▸ TASK GOAL: Find the lines containing the word "Texture" and copy every one of them.

◇ ◇ ◇ ◇ ◇

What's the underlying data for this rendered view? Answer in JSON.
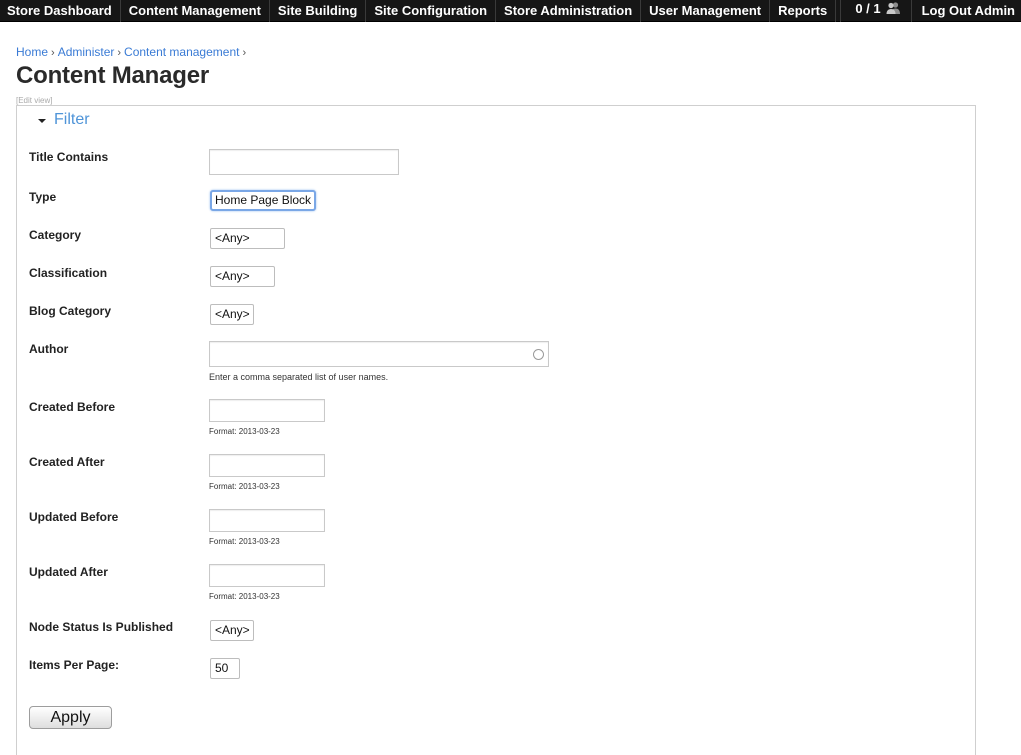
{
  "topnav": {
    "items": [
      "Store Dashboard",
      "Content Management",
      "Site Building",
      "Site Configuration",
      "Store Administration",
      "User Management",
      "Reports"
    ],
    "online_count": "0 / 1",
    "logout_label": "Log Out Admin"
  },
  "breadcrumb": {
    "items": [
      "Home",
      "Administer",
      "Content management"
    ],
    "separator": "›"
  },
  "page": {
    "title": "Content Manager",
    "edit_view": "[Edit view]"
  },
  "filter": {
    "legend": "Filter",
    "title_contains": {
      "label": "Title Contains",
      "value": ""
    },
    "type": {
      "label": "Type",
      "value": "Home Page Block"
    },
    "category": {
      "label": "Category",
      "value": "<Any>"
    },
    "classification": {
      "label": "Classification",
      "value": "<Any>"
    },
    "blog_category": {
      "label": "Blog Category",
      "value": "<Any>"
    },
    "author": {
      "label": "Author",
      "value": "",
      "description": "Enter a comma separated list of user names."
    },
    "created_before": {
      "label": "Created Before",
      "value": "",
      "description": "Format: 2013-03-23"
    },
    "created_after": {
      "label": "Created After",
      "value": "",
      "description": "Format: 2013-03-23"
    },
    "updated_before": {
      "label": "Updated Before",
      "value": "",
      "description": "Format: 2013-03-23"
    },
    "updated_after": {
      "label": "Updated After",
      "value": "",
      "description": "Format: 2013-03-23"
    },
    "node_status": {
      "label": "Node Status Is Published",
      "value": "<Any>"
    },
    "items_per_page": {
      "label": "Items Per Page:",
      "value": "50"
    },
    "apply_label": "Apply"
  },
  "icons": {
    "users": "users-icon",
    "collapse": "triangle-down-icon",
    "autocomplete": "autocomplete-throbber-icon"
  },
  "colors": {
    "topbar_bg": "#161616",
    "link": "#3a7bd5",
    "legend": "#4f94d8"
  }
}
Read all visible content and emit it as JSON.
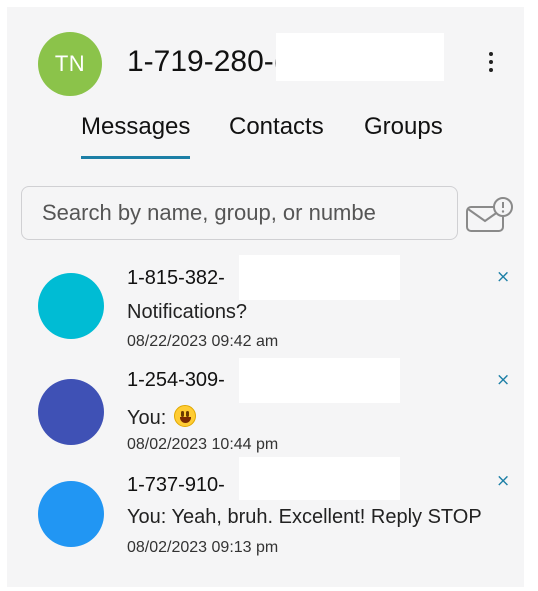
{
  "header": {
    "avatar_initials": "TN",
    "phone_number": "1-719-280-(",
    "menu_icon": "kebab-menu-icon"
  },
  "tabs": [
    {
      "label": "Messages",
      "active": true
    },
    {
      "label": "Contacts",
      "active": false
    },
    {
      "label": "Groups",
      "active": false
    }
  ],
  "search": {
    "placeholder": "Search by name, group, or numbe",
    "value": "",
    "action_icon": "mail-alert-icon"
  },
  "conversations": [
    {
      "name": "1-815-382-",
      "preview": "Notifications?",
      "preview_suffix": "",
      "time": "08/22/2023 09:42 am",
      "avatar_color": "#00bcd4"
    },
    {
      "name": "1-254-309-",
      "preview": "You: ",
      "preview_suffix": "grinning-emoji",
      "time": "08/02/2023 10:44 pm",
      "avatar_color": "#3f51b5"
    },
    {
      "name": "1-737-910-",
      "preview": "You: Yeah, bruh. Excellent! Reply STOP",
      "preview_suffix": "",
      "time": "08/02/2023 09:13 pm",
      "avatar_color": "#2196f3"
    }
  ],
  "close_glyph": "×",
  "colors": {
    "accent": "#1c7fa6",
    "my_avatar": "#8bc34a",
    "panel_bg": "#f5f5f6"
  }
}
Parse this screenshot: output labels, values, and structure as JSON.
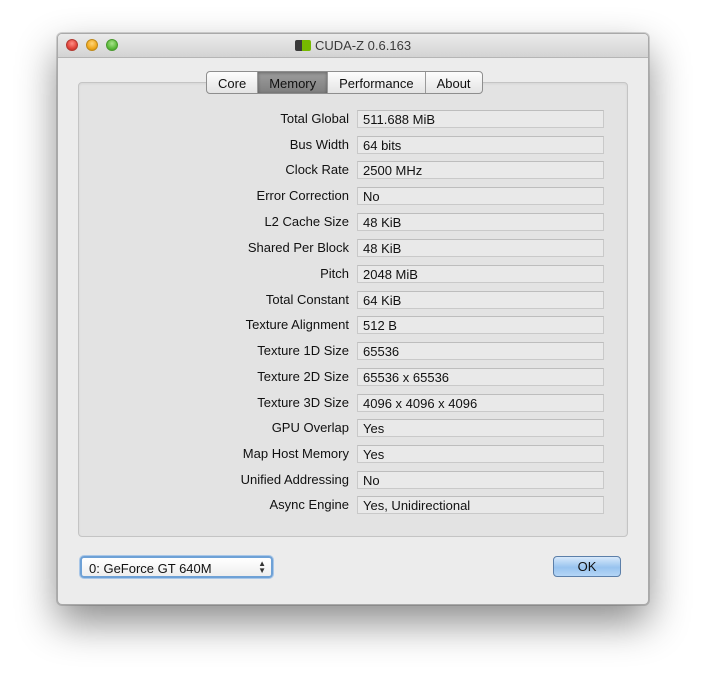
{
  "window": {
    "title": "CUDA-Z 0.6.163"
  },
  "tabs": [
    {
      "label": "Core",
      "active": false
    },
    {
      "label": "Memory",
      "active": true
    },
    {
      "label": "Performance",
      "active": false
    },
    {
      "label": "About",
      "active": false
    }
  ],
  "memory": {
    "rows": [
      {
        "label": "Total Global",
        "value": "511.688 MiB"
      },
      {
        "label": "Bus Width",
        "value": "64 bits"
      },
      {
        "label": "Clock Rate",
        "value": "2500 MHz"
      },
      {
        "label": "Error Correction",
        "value": "No"
      },
      {
        "label": "L2 Cache Size",
        "value": "48 KiB"
      },
      {
        "label": "Shared Per Block",
        "value": "48 KiB"
      },
      {
        "label": "Pitch",
        "value": "2048 MiB"
      },
      {
        "label": "Total Constant",
        "value": "64 KiB"
      },
      {
        "label": "Texture Alignment",
        "value": "512 B"
      },
      {
        "label": "Texture 1D Size",
        "value": "65536"
      },
      {
        "label": "Texture 2D Size",
        "value": "65536 x 65536"
      },
      {
        "label": "Texture 3D Size",
        "value": "4096 x 4096 x 4096"
      },
      {
        "label": "GPU Overlap",
        "value": "Yes"
      },
      {
        "label": "Map Host Memory",
        "value": "Yes"
      },
      {
        "label": "Unified Addressing",
        "value": "No"
      },
      {
        "label": "Async Engine",
        "value": "Yes, Unidirectional"
      }
    ]
  },
  "device_select": {
    "selected": "0: GeForce GT 640M"
  },
  "ok_label": "OK"
}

◇ ◇ ◇ ◇ ◇

▸ WORKED ANSWER:
        "label": "Texture Alignment",
        "label": "Texture 1D Size",
        "label": "Texture 2D Size",
        "label": "Texture 3D Size",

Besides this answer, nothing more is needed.